§ YOUR INSTRUCTIONS: Below are some entries. Copy each line that holds the string "assets".

··· ENTRIES PROVIDED ···

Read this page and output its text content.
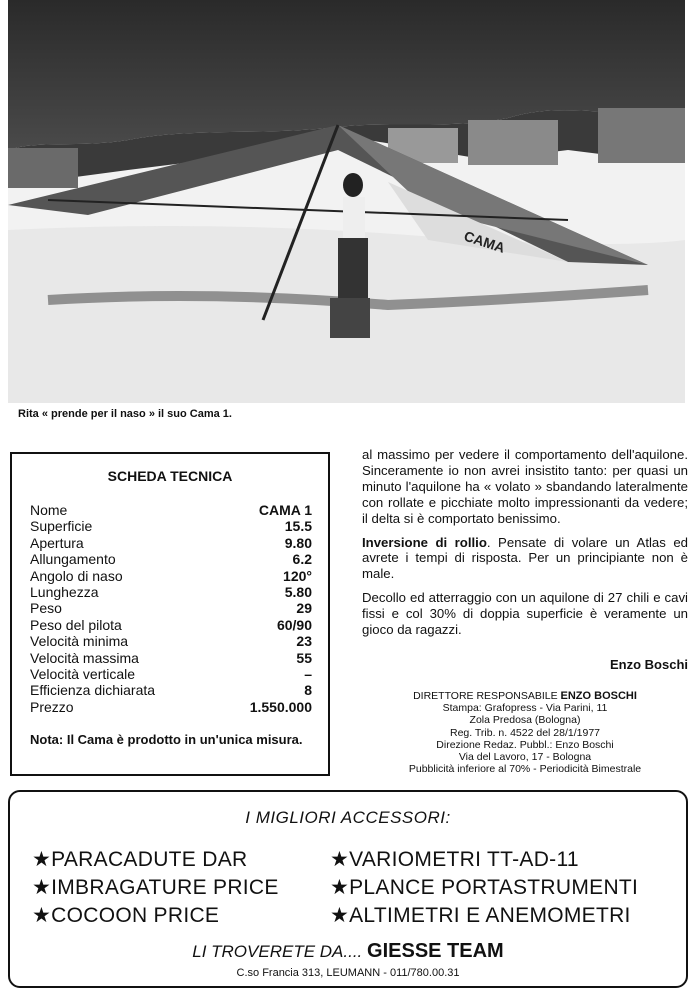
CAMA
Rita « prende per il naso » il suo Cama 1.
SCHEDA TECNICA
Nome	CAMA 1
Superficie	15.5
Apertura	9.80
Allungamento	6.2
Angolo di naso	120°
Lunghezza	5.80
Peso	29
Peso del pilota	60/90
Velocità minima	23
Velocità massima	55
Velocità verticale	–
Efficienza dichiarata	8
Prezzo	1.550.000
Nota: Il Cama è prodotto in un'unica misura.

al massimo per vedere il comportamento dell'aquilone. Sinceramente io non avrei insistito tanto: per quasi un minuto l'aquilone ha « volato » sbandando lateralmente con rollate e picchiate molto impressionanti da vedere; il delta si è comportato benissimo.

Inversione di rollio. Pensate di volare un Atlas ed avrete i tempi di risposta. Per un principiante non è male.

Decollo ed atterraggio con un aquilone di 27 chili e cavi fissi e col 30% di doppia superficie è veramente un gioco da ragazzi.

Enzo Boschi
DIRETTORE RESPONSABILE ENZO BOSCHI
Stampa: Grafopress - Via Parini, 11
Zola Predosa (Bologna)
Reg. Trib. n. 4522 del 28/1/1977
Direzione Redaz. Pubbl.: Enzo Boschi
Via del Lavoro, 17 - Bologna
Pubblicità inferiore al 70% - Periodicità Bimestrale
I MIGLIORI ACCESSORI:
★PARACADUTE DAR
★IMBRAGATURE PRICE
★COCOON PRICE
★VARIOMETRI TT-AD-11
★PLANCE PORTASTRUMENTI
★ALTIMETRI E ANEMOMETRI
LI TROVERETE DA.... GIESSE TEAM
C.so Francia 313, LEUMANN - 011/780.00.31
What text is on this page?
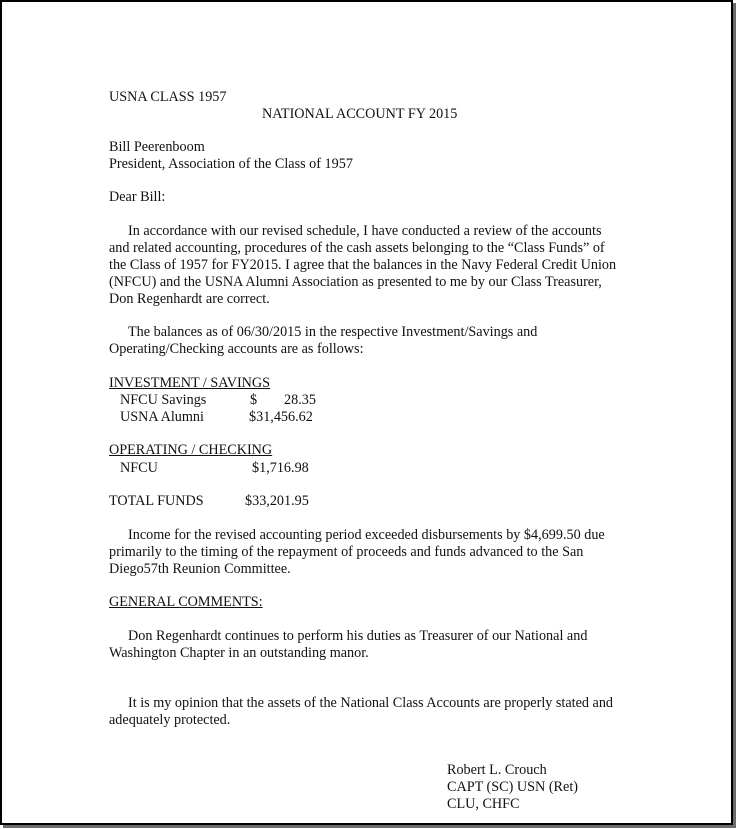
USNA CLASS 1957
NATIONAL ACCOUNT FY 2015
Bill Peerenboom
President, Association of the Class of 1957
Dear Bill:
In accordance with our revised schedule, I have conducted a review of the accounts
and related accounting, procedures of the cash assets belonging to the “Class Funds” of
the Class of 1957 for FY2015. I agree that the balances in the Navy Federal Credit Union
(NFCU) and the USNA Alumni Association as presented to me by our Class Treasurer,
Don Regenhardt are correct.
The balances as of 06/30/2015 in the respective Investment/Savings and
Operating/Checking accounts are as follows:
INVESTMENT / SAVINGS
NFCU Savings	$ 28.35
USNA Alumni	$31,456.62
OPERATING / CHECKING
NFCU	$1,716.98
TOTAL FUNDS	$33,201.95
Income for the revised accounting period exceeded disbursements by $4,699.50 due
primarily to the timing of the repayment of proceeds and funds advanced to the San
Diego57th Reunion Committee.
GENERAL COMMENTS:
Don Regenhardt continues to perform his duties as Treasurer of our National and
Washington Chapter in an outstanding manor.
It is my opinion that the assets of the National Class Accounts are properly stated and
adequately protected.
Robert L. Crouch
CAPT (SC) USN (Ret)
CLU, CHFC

···
··· ENTRIES PROVIDED ···

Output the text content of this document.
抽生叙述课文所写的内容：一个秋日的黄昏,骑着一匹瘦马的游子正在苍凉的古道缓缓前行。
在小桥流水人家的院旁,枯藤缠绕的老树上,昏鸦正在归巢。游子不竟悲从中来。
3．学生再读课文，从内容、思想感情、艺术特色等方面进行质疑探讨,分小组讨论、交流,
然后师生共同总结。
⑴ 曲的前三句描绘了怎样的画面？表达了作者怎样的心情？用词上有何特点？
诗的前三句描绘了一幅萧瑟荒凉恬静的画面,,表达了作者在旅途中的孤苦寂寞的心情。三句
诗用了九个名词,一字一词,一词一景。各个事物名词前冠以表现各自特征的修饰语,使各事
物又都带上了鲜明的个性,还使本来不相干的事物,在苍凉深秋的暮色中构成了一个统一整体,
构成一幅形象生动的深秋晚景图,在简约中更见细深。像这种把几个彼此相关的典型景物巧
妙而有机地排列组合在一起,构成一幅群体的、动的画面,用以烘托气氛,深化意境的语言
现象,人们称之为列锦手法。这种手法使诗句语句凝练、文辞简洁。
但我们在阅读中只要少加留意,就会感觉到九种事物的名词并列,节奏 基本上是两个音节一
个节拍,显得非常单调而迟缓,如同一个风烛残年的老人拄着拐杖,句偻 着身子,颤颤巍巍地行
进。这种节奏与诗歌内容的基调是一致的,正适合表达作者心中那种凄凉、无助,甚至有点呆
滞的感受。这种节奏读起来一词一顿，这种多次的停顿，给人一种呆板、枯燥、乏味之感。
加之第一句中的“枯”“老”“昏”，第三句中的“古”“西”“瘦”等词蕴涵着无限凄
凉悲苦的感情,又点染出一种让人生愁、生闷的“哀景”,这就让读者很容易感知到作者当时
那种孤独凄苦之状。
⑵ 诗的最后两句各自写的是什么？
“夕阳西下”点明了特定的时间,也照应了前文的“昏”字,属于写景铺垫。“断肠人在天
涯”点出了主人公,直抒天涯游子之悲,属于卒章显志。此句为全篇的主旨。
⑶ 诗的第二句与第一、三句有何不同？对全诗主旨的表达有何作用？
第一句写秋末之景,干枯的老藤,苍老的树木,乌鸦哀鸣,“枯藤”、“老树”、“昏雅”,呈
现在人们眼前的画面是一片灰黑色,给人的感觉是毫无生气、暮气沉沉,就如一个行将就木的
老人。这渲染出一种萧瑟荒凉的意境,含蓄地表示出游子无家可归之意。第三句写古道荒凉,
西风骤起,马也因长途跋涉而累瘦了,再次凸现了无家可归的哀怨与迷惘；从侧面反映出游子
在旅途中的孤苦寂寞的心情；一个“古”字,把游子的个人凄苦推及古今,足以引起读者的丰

···

§ REPLY:
and related accounting, procedures of the cash assets belonging to the “Class Funds” of
It is my opinion that the assets of the National Class Accounts are properly stated and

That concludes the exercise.